Copy the records below word for word, keeping every line and character as it is.

— start of Data extract —

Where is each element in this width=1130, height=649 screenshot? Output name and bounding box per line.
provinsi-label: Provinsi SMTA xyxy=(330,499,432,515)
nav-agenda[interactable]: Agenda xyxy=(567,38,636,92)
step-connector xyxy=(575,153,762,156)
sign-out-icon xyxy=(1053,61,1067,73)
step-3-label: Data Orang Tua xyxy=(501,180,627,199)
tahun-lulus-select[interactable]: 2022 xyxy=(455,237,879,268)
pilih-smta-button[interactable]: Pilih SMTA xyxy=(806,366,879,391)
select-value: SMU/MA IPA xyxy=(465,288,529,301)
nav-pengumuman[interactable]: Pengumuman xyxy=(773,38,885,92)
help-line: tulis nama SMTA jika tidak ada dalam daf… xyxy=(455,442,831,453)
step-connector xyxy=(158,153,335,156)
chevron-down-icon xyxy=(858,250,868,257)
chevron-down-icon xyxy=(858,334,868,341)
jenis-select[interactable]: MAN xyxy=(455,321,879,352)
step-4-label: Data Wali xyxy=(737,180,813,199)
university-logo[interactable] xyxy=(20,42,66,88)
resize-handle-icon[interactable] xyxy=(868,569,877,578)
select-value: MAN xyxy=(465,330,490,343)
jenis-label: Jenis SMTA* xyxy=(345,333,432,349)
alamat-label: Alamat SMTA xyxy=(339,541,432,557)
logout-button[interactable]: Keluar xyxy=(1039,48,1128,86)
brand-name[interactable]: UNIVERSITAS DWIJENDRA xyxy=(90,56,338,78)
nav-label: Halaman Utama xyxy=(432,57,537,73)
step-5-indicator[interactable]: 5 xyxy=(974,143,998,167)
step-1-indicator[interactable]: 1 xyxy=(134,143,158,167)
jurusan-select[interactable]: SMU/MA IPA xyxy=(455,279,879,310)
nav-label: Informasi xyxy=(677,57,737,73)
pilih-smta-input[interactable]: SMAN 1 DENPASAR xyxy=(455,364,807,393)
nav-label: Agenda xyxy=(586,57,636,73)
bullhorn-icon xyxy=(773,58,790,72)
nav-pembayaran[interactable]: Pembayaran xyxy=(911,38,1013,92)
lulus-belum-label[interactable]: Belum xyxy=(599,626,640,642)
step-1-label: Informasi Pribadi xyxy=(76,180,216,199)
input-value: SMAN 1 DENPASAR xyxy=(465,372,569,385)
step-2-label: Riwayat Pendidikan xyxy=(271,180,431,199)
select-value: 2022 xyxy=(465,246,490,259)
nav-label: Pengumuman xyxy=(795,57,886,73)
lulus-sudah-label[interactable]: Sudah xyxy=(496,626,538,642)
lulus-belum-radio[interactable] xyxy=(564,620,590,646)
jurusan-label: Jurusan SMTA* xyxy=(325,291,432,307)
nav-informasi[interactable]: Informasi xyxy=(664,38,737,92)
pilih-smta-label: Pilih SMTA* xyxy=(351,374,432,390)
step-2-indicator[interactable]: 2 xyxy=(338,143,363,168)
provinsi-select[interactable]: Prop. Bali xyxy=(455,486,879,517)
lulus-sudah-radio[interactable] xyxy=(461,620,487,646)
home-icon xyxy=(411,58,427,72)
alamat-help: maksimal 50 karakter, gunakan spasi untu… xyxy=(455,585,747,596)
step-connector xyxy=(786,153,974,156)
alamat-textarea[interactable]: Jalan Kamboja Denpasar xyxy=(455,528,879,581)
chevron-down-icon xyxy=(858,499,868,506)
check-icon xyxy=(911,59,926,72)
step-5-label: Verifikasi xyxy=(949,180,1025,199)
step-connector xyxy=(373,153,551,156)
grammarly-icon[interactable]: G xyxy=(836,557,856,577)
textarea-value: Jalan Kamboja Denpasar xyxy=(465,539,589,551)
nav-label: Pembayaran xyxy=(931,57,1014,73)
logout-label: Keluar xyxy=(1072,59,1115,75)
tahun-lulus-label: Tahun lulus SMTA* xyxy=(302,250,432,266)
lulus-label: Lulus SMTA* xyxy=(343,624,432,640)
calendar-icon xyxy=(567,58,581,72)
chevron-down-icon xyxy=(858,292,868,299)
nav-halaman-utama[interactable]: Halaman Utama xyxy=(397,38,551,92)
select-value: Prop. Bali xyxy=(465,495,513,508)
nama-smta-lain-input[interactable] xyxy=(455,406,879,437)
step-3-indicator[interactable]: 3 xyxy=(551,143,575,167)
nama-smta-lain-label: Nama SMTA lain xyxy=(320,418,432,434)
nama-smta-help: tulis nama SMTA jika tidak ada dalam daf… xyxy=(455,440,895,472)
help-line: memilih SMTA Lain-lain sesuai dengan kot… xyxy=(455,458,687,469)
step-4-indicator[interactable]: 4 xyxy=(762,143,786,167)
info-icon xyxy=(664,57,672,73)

— end of Data extract —

● Exercise output:
Where is each element in this width=1130, height=649 screenshot? Output name and bounding box per line.
provinsi-label: Provinsi SMTA xyxy=(330,499,432,515)
nav-agenda[interactable]: Agenda xyxy=(567,38,636,92)
step-connector xyxy=(575,153,762,156)
sign-out-icon xyxy=(1053,61,1067,73)
step-3-label: Data Orang Tua xyxy=(501,180,627,199)
tahun-lulus-select[interactable]: 2022 xyxy=(455,237,879,268)
pilih-smta-button[interactable]: Pilih SMTA xyxy=(806,366,879,391)
select-value: SMU/MA IPA xyxy=(465,288,529,301)
nav-pengumuman[interactable]: Pengumuman xyxy=(773,38,885,92)
help-line: tulis nama SMTA jika tidak ada dalam daf… xyxy=(455,442,831,453)
step-connector xyxy=(158,153,335,156)
chevron-down-icon xyxy=(858,250,868,257)
chevron-down-icon xyxy=(858,334,868,341)
jenis-select[interactable]: MAN xyxy=(455,321,879,352)
step-4-label: Data Wali xyxy=(737,180,813,199)
university-logo[interactable] xyxy=(20,42,66,88)
resize-handle-icon[interactable] xyxy=(868,569,877,578)
select-value: MAN xyxy=(465,330,490,343)
jenis-label: Jenis SMTA* xyxy=(345,333,432,349)
alamat-label: Alamat SMTA xyxy=(339,541,432,557)
logout-button[interactable]: Keluar xyxy=(1039,48,1128,86)
brand-name[interactable]: UNIVERSITAS DWIJENDRA xyxy=(90,56,338,78)
nav-label: Halaman Utama xyxy=(432,57,537,73)
step-5-indicator[interactable]: 5 xyxy=(974,143,998,167)
step-1-indicator[interactable]: 1 xyxy=(134,143,158,167)
jurusan-select[interactable]: SMU/MA IPA xyxy=(455,279,879,310)
nav-label: Informasi xyxy=(677,57,737,73)
pilih-smta-input[interactable]: SMAN 1 DENPASAR xyxy=(455,364,807,393)
nav-label: Agenda xyxy=(586,57,636,73)
bullhorn-icon xyxy=(773,58,790,72)
nav-pembayaran[interactable]: Pembayaran xyxy=(911,38,1013,92)
lulus-belum-label[interactable]: Belum xyxy=(599,626,640,642)
step-1-label: Informasi Pribadi xyxy=(76,180,216,199)
input-value: SMAN 1 DENPASAR xyxy=(465,372,569,385)
step-2-label: Riwayat Pendidikan xyxy=(271,180,431,199)
select-value: 2022 xyxy=(465,246,490,259)
nav-label: Pengumuman xyxy=(795,57,886,73)
lulus-sudah-label[interactable]: Sudah xyxy=(496,626,538,642)
lulus-belum-radio[interactable] xyxy=(564,620,590,646)
jurusan-label: Jurusan SMTA* xyxy=(325,291,432,307)
nav-informasi[interactable]: Informasi xyxy=(664,38,737,92)
pilih-smta-label: Pilih SMTA* xyxy=(351,374,432,390)
step-2-indicator[interactable]: 2 xyxy=(338,143,363,168)
provinsi-select[interactable]: Prop. Bali xyxy=(455,486,879,517)
lulus-sudah-radio[interactable] xyxy=(461,620,487,646)
home-icon xyxy=(411,58,427,72)
alamat-help: maksimal 50 karakter, gunakan spasi untu… xyxy=(455,585,747,596)
step-connector xyxy=(786,153,974,156)
alamat-textarea[interactable]: Jalan Kamboja Denpasar xyxy=(455,528,879,581)
chevron-down-icon xyxy=(858,499,868,506)
check-icon xyxy=(911,59,926,72)
step-5-label: Verifikasi xyxy=(949,180,1025,199)
step-connector xyxy=(373,153,551,156)
grammarly-icon[interactable]: G xyxy=(836,557,856,577)
textarea-value: Jalan Kamboja Denpasar xyxy=(465,539,589,551)
nav-label: Pembayaran xyxy=(931,57,1014,73)
logout-label: Keluar xyxy=(1072,59,1115,75)
tahun-lulus-label: Tahun lulus SMTA* xyxy=(302,250,432,266)
lulus-label: Lulus SMTA* xyxy=(343,624,432,640)
calendar-icon xyxy=(567,58,581,72)
chevron-down-icon xyxy=(858,292,868,299)
nav-halaman-utama[interactable]: Halaman Utama xyxy=(397,38,551,92)
select-value: Prop. Bali xyxy=(465,495,513,508)
nama-smta-lain-input[interactable] xyxy=(455,406,879,437)
step-3-indicator[interactable]: 3 xyxy=(551,143,575,167)
nama-smta-lain-label: Nama SMTA lain xyxy=(320,418,432,434)
nama-smta-help: tulis nama SMTA jika tidak ada dalam daf… xyxy=(455,440,895,472)
help-line: memilih SMTA Lain-lain sesuai dengan kot… xyxy=(455,458,687,469)
step-4-indicator[interactable]: 4 xyxy=(762,143,786,167)
info-icon xyxy=(664,57,672,73)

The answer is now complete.